PROBLEM STATEMENT: Recast the items starting at the line containing "quote-button[interactable]: Quote bbox=[71, 200, 109, 216]" and ending at the line containing "safari-toolbar bbox=[0, 698, 422, 750]" as a JSON list of strings, one string per line, with blank lines omitted.

THE INPUT:
-- begin --
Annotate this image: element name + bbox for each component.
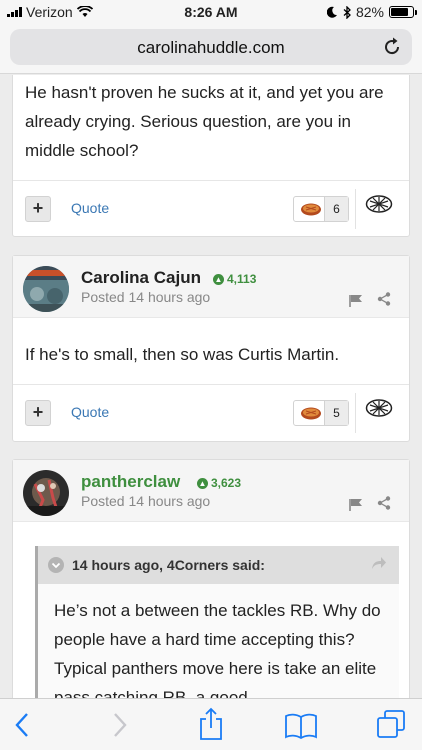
quote-button[interactable]: Quote bbox=[71, 200, 109, 216]
rep-up-icon: ▲ bbox=[213, 273, 224, 285]
post-timestamp[interactable]: Posted 14 hours ago bbox=[81, 289, 210, 305]
post-card: Carolina Cajun ▲ 4,113 Posted 14 hours a… bbox=[12, 255, 410, 442]
flag-icon[interactable] bbox=[349, 498, 363, 511]
quote-body: He’s not a between the tackles RB. Why d… bbox=[54, 601, 381, 698]
post-header: Carolina Cajun ▲ 4,113 Posted 14 hours a… bbox=[13, 256, 409, 318]
quote-citation: 14 hours ago, 4Corners said: bbox=[72, 557, 265, 573]
address-bar[interactable]: carolinahuddle.com bbox=[10, 29, 412, 65]
divider bbox=[355, 189, 356, 229]
safari-toolbar bbox=[0, 698, 422, 750]
flag-icon[interactable] bbox=[349, 294, 363, 307]
avatar[interactable] bbox=[23, 266, 69, 312]
page-content: He hasn't proven he sucks at it, and yet… bbox=[0, 75, 422, 698]
avatar[interactable] bbox=[23, 470, 69, 516]
battery-icon bbox=[389, 6, 417, 18]
go-to-quoted-post-icon[interactable] bbox=[371, 556, 387, 570]
forward-icon[interactable] bbox=[112, 711, 128, 739]
reputation-value: 4,113 bbox=[227, 272, 257, 286]
author-name[interactable]: pantherclaw bbox=[81, 472, 180, 492]
reputation-badge: ▲ 4,113 bbox=[213, 272, 256, 286]
divider bbox=[355, 393, 356, 433]
pie-reaction-icon bbox=[301, 203, 321, 216]
post-actions: + Quote 6 bbox=[13, 180, 409, 236]
reaction-count: 5 bbox=[324, 401, 348, 425]
share-icon[interactable] bbox=[377, 292, 391, 306]
react-pie-icon[interactable] bbox=[365, 397, 393, 419]
reload-icon[interactable] bbox=[380, 35, 404, 59]
post-card: He hasn't proven he sucks at it, and yet… bbox=[12, 75, 410, 237]
quoted-post: 14 hours ago, 4Corners said: He’s not a … bbox=[35, 546, 399, 698]
post-card: pantherclaw ▲ 3,623 Posted 14 hours ago bbox=[12, 459, 410, 698]
add-to-multiquote-button[interactable]: + bbox=[25, 400, 51, 426]
status-right-group: 82% bbox=[326, 4, 417, 20]
add-to-multiquote-button[interactable]: + bbox=[25, 196, 51, 222]
author-name[interactable]: Carolina Cajun bbox=[81, 268, 201, 288]
rep-up-icon: ▲ bbox=[197, 477, 208, 489]
battery-fill bbox=[391, 8, 409, 16]
bluetooth-icon bbox=[343, 5, 351, 19]
battery-percent: 82% bbox=[355, 4, 384, 20]
tabs-icon[interactable] bbox=[376, 709, 406, 739]
react-pie-icon[interactable] bbox=[365, 193, 393, 215]
reaction-count: 6 bbox=[324, 197, 348, 221]
share-sheet-icon[interactable] bbox=[198, 707, 224, 741]
url-text: carolinahuddle.com bbox=[137, 38, 285, 57]
post-header: pantherclaw ▲ 3,623 Posted 14 hours ago bbox=[13, 460, 409, 522]
reaction-summary[interactable]: 5 bbox=[293, 400, 349, 426]
post-timestamp[interactable]: Posted 14 hours ago bbox=[81, 493, 210, 509]
reaction-summary[interactable]: 6 bbox=[293, 196, 349, 222]
reputation-badge: ▲ 3,623 bbox=[197, 476, 241, 490]
share-icon[interactable] bbox=[377, 496, 391, 510]
post-body: He hasn't proven he sucks at it, and yet… bbox=[25, 83, 384, 160]
quote-button[interactable]: Quote bbox=[71, 404, 109, 420]
post-actions: + Quote 5 bbox=[13, 384, 409, 440]
post-body: If he's to small, then so was Curtis Mar… bbox=[25, 345, 340, 364]
quote-header[interactable]: 14 hours ago, 4Corners said: bbox=[38, 546, 399, 584]
collapse-chevron-icon[interactable] bbox=[48, 557, 64, 573]
moon-icon bbox=[326, 6, 337, 18]
pie-reaction-icon bbox=[301, 407, 321, 420]
reputation-value: 3,623 bbox=[211, 476, 242, 490]
bookmarks-icon[interactable] bbox=[284, 713, 318, 739]
status-bar: Verizon 8:26 AM 82% bbox=[0, 0, 422, 24]
back-icon[interactable] bbox=[14, 711, 30, 739]
browser-address-area: carolinahuddle.com bbox=[0, 24, 422, 74]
-- end --
SOLUTION:
[
  "quote-button[interactable]: Quote bbox=[71, 200, 109, 216]",
  "rep-up-icon: ▲ bbox=[213, 273, 224, 285]",
  "post-timestamp[interactable]: Posted 14 hours ago bbox=[81, 289, 210, 305]",
  "post-card: Carolina Cajun ▲ 4,113 Posted 14 hours a… bbox=[12, 255, 410, 442]",
  "flag-icon[interactable] bbox=[349, 498, 363, 511]",
  "quote-body: He’s not a between the tackles RB. Why d… bbox=[54, 601, 381, 698]",
  "post-header: Carolina Cajun ▲ 4,113 Posted 14 hours a… bbox=[13, 256, 409, 318]",
  "quote-citation: 14 hours ago, 4Corners said: bbox=[72, 557, 265, 573]",
  "address-bar[interactable]: carolinahuddle.com bbox=[10, 29, 412, 65]",
  "divider bbox=[355, 189, 356, 229]",
  "safari-toolbar bbox=[0, 698, 422, 750]"
]